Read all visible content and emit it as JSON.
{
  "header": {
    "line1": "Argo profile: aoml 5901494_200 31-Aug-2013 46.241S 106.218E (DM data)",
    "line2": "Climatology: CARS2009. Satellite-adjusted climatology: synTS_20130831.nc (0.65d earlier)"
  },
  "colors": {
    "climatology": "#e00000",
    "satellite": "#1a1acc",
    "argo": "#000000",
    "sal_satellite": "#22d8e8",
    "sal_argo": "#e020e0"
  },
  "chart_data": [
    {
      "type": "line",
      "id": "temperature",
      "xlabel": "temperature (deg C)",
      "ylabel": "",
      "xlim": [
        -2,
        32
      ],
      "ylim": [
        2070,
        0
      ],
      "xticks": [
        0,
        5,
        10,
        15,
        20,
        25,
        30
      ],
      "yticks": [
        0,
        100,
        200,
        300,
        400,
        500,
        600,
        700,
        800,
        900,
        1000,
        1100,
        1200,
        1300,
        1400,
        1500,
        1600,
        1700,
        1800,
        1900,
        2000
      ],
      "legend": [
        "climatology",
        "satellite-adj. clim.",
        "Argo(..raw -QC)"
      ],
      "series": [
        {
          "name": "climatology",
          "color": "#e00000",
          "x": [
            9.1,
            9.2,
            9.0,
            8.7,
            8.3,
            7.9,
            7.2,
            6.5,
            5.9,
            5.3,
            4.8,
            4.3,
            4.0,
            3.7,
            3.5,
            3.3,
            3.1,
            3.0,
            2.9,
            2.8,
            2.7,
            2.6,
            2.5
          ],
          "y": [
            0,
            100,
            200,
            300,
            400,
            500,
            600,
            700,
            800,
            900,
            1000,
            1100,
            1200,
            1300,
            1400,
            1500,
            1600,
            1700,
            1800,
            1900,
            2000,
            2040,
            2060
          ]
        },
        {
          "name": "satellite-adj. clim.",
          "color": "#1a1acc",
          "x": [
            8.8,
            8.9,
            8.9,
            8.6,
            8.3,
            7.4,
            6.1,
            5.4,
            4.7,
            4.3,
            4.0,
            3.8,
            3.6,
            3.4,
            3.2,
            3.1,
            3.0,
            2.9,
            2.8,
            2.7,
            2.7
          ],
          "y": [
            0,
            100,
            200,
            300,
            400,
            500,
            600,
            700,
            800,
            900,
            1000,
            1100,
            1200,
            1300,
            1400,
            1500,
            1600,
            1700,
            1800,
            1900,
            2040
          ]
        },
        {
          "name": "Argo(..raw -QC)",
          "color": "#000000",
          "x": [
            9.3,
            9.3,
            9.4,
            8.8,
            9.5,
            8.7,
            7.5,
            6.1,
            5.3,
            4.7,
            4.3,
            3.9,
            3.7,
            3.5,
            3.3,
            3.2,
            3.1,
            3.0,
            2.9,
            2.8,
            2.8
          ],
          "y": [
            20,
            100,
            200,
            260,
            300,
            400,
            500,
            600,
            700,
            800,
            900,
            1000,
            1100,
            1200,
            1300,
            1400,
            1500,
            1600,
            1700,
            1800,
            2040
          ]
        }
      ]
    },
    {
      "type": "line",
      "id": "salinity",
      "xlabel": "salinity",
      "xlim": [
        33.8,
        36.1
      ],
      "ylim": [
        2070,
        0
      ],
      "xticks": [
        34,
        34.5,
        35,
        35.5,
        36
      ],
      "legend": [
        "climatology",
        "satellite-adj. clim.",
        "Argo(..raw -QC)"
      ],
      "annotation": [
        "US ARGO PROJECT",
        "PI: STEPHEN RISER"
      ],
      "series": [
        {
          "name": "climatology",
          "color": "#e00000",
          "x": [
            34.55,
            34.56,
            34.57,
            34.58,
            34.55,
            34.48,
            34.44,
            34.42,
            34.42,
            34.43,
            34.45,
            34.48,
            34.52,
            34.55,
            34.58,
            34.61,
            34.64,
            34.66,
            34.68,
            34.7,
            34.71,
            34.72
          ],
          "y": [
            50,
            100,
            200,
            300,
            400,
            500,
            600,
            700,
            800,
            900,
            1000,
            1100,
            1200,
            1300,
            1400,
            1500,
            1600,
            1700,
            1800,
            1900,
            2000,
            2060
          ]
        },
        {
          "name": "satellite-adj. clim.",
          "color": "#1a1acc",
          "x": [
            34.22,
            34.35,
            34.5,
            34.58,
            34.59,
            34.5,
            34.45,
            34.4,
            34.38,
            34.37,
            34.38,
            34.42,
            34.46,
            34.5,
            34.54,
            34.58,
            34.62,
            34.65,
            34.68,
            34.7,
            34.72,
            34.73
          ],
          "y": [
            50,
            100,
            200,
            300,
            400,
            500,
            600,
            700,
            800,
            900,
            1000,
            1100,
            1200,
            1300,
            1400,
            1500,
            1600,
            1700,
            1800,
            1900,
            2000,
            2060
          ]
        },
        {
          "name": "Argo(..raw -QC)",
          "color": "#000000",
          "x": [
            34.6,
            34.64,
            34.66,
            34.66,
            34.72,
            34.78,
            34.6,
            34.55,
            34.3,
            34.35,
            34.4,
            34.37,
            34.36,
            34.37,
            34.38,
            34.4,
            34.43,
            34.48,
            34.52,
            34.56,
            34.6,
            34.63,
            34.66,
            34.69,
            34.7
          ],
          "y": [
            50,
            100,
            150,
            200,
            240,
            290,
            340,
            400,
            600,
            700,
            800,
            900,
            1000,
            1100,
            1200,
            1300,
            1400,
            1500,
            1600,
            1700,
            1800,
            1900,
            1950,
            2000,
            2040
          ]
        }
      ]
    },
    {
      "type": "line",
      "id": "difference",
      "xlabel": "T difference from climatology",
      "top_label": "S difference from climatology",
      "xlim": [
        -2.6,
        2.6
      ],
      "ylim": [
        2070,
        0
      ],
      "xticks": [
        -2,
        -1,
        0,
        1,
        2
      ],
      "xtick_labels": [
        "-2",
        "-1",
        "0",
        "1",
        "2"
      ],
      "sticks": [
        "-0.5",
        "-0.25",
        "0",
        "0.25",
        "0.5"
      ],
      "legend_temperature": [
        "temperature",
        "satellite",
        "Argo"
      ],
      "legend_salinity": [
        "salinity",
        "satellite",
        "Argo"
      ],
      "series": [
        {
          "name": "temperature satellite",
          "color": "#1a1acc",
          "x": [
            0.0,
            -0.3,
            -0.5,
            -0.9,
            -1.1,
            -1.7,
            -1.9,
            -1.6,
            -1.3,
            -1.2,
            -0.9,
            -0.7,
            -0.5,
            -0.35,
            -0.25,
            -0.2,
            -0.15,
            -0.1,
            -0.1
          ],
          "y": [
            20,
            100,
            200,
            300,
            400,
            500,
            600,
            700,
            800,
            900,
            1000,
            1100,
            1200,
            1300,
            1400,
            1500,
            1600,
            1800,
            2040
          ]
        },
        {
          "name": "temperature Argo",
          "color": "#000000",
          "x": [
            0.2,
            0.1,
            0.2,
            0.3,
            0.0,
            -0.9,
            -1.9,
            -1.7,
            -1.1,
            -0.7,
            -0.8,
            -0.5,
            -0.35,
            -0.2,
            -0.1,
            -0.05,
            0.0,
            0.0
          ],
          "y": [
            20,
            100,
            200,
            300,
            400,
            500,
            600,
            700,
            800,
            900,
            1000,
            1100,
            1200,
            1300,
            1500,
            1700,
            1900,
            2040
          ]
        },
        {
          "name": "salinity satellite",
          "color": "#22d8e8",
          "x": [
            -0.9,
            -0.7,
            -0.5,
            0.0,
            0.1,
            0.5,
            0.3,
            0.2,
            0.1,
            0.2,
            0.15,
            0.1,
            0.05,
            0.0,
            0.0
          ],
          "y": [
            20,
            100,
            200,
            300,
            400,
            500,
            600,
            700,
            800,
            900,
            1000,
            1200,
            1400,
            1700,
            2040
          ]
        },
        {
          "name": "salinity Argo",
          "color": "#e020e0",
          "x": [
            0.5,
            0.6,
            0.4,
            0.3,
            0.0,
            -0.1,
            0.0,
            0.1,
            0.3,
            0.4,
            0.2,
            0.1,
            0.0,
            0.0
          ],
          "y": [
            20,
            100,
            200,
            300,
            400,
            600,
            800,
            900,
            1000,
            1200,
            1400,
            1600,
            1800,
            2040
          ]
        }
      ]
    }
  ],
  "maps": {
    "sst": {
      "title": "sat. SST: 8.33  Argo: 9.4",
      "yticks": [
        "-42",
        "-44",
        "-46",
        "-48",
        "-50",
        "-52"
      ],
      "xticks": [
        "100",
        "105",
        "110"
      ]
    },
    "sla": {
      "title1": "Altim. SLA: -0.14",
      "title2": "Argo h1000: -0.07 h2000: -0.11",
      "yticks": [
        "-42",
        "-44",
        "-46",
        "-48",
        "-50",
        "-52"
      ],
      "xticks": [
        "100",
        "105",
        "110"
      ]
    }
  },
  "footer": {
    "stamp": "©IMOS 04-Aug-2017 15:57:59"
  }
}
---
> **PROBLEM**
Return each line where "from" shows up.

> **ANSWER TO THIS PROBLEM**
      "xlabel": "T difference from climatology",
      "top_label": "S difference from climatology",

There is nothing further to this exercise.